## PROBLEM TO WORK ON
Quote the entries word for word. Omit the pictures.

## GIVEN DATA
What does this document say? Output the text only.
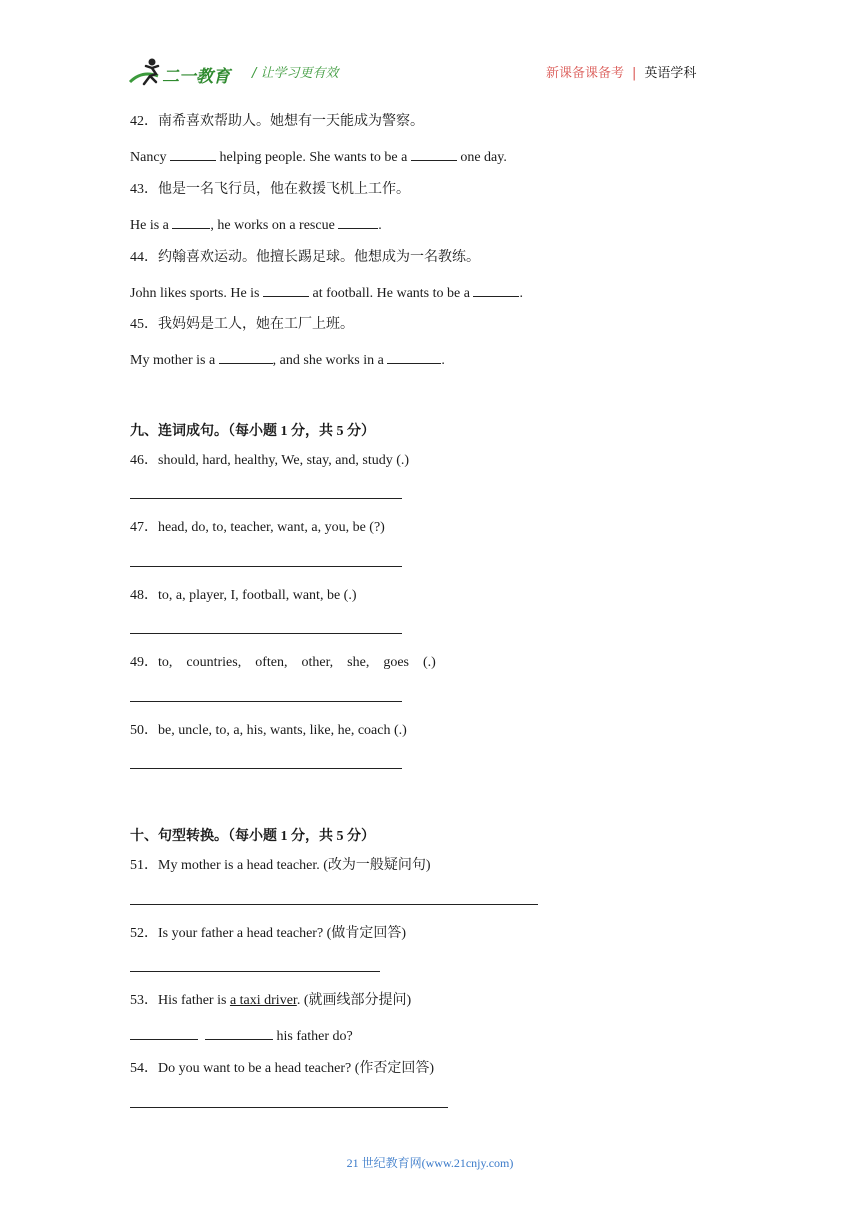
二一教育 / 让学习更有效	新课备课备考 | 英语学科
42．南希喜欢帮助人。她想有一天能成为警察。
Nancy	helping people. She wants to be a	one day.
43．他是一名飞行员，他在救援飞机上工作。
He is a	, he works on a rescue	.
44．约翰喜欢运动。他擅长踢足球。他想成为一名教练。
John likes sports. He is	at football. He wants to be a	.
45．我妈妈是工人，她在工厂上班。
My mother is a	, and she works in a	.
九、连词成句。（每小题 1 分，共 5 分）
46．should, hard, healthy, We, stay, and, study (.)
47．head, do, to, teacher, want, a, you, be (?)
48．to, a, player, I, football, want, be (.)
49．to,    countries,    often,    other,    she,    goes    (.)
50．be, uncle, to, a, his, wants, like, he, coach (.)
十、句型转换。（每小题 1 分，共 5 分）
51．My mother is a head teacher. (改为一般疑问句)
52．Is your father a head teacher? (做肯定回答)
53．His father is a taxi driver. (就画线部分提问)
his father do?
54．Do you want to be a head teacher? (作否定回答)
21 世纪教育网(www.21cnjy.com)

## COMPLETED EXERCISE
What does this document say? Output the text only.
二一教育 / 让学习更有效	新课备课备考 | 英语学科
42．南希喜欢帮助人。她想有一天能成为警察。
Nancy	helping people. She wants to be a	one day.
43．他是一名飞行员，他在救援飞机上工作。
He is a	, he works on a rescue	.
44．约翰喜欢运动。他擅长踢足球。他想成为一名教练。
John likes sports. He is	at football. He wants to be a	.
45．我妈妈是工人，她在工厂上班。
My mother is a	, and she works in a	.
九、连词成句。（每小题 1 分，共 5 分）
46．should, hard, healthy, We, stay, and, study (.)
47．head, do, to, teacher, want, a, you, be (?)
48．to, a, player, I, football, want, be (.)
49．to,    countries,    often,    other,    she,    goes    (.)
50．be, uncle, to, a, his, wants, like, he, coach (.)
十、句型转换。（每小题 1 分，共 5 分）
51．My mother is a head teacher. (改为一般疑问句)
52．Is your father a head teacher? (做肯定回答)
53．His father is a taxi driver. (就画线部分提问)
his father do?
54．Do you want to be a head teacher? (作否定回答)
21 世纪教育网(www.21cnjy.com)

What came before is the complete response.